[Entries taken from a collection]
______

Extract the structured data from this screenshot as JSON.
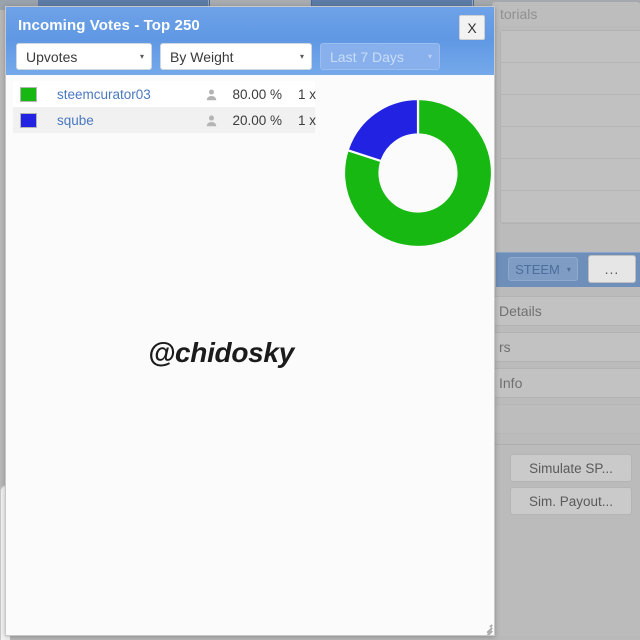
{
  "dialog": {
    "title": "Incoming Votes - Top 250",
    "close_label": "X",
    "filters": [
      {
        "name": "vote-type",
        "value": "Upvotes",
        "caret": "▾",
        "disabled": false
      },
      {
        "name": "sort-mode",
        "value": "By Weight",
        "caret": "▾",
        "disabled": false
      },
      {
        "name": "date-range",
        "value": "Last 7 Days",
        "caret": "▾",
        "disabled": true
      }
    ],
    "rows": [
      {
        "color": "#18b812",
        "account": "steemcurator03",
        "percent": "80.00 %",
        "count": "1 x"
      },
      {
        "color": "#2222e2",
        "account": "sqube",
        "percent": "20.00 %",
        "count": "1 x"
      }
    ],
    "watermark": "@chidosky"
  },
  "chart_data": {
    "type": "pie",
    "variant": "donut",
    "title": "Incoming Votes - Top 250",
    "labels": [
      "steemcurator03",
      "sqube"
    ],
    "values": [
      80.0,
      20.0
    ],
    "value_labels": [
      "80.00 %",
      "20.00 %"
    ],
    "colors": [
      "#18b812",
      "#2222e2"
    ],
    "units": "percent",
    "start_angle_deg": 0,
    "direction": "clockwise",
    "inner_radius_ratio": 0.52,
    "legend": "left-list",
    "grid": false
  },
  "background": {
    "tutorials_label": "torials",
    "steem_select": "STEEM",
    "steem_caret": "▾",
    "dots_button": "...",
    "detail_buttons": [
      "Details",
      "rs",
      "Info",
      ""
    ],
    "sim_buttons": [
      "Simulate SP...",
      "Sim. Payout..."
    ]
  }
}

______

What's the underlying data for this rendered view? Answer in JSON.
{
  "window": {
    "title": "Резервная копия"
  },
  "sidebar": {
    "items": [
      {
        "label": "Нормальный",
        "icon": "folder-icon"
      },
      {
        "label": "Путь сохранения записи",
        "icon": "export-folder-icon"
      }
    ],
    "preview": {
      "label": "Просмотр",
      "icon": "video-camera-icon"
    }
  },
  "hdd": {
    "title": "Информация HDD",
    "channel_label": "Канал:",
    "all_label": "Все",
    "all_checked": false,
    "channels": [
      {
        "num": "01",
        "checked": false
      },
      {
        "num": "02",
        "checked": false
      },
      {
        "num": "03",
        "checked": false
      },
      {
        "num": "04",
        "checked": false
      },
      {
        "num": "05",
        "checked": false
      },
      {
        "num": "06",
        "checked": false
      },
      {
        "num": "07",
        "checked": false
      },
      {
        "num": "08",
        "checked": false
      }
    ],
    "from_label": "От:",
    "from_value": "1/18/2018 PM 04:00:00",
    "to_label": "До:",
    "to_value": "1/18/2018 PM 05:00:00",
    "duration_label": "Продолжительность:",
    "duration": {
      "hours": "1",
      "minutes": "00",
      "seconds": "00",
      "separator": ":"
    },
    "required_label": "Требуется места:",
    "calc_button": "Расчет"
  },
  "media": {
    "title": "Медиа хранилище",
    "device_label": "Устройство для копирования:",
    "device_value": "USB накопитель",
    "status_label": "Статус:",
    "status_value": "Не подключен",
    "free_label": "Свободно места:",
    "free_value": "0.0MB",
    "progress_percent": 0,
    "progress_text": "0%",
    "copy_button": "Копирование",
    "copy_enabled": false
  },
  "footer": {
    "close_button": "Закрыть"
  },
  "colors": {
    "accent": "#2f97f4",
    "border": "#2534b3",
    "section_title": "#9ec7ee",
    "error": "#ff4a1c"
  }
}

______

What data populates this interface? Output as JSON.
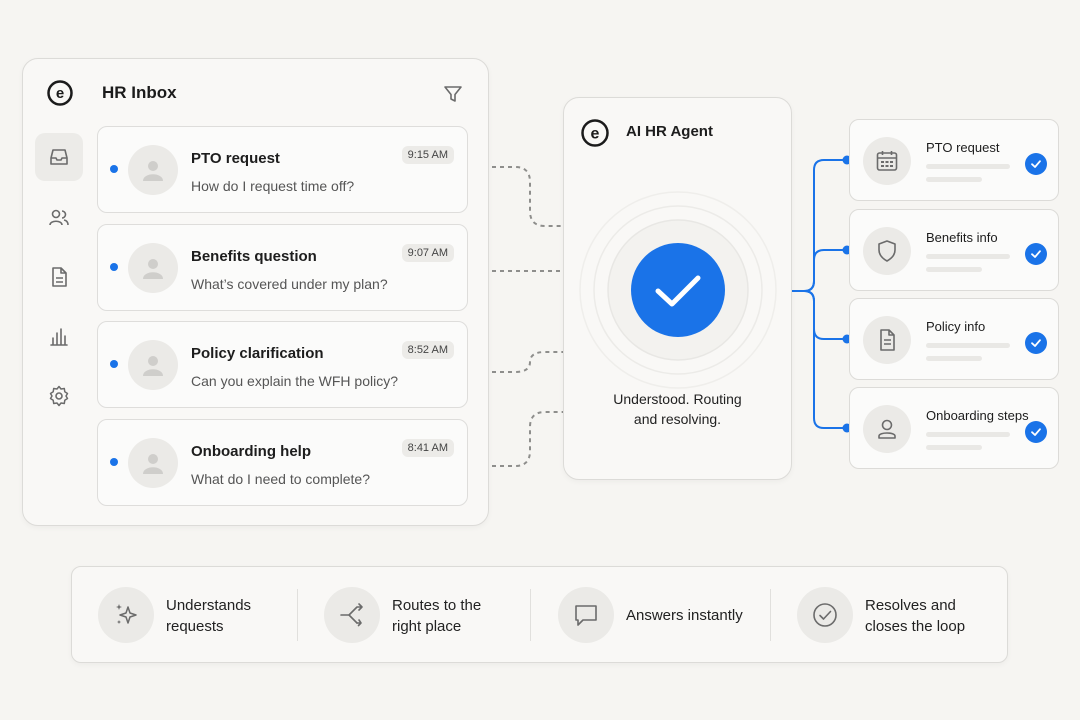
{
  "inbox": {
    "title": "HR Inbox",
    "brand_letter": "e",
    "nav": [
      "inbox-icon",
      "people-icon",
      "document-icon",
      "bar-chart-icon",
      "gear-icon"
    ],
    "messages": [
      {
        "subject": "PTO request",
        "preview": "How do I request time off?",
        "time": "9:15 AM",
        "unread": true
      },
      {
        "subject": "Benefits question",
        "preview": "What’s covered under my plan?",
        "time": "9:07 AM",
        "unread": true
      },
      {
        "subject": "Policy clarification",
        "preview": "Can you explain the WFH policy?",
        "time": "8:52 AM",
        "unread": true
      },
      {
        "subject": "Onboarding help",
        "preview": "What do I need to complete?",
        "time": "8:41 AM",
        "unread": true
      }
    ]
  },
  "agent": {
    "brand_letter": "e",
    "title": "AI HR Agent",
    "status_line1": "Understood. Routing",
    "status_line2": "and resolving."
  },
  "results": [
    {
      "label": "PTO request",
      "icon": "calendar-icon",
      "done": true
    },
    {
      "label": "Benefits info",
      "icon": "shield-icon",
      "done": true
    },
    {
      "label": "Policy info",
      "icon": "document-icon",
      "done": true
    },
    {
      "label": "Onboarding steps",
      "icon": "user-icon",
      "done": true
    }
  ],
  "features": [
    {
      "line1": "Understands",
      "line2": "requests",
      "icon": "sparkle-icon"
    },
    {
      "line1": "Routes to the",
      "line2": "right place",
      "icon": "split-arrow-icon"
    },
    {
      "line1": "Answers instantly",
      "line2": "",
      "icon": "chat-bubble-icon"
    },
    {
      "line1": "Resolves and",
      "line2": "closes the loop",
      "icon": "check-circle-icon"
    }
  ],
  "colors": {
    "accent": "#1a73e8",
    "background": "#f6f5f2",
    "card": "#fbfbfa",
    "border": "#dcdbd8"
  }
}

______

Short exercise — Copy all lines above containing the string "time".

The response —
        "preview": "How do I request time off?",
        "time": "9:15 AM",
        "time": "9:07 AM",
        "time": "8:52 AM",
        "time": "8:41 AM",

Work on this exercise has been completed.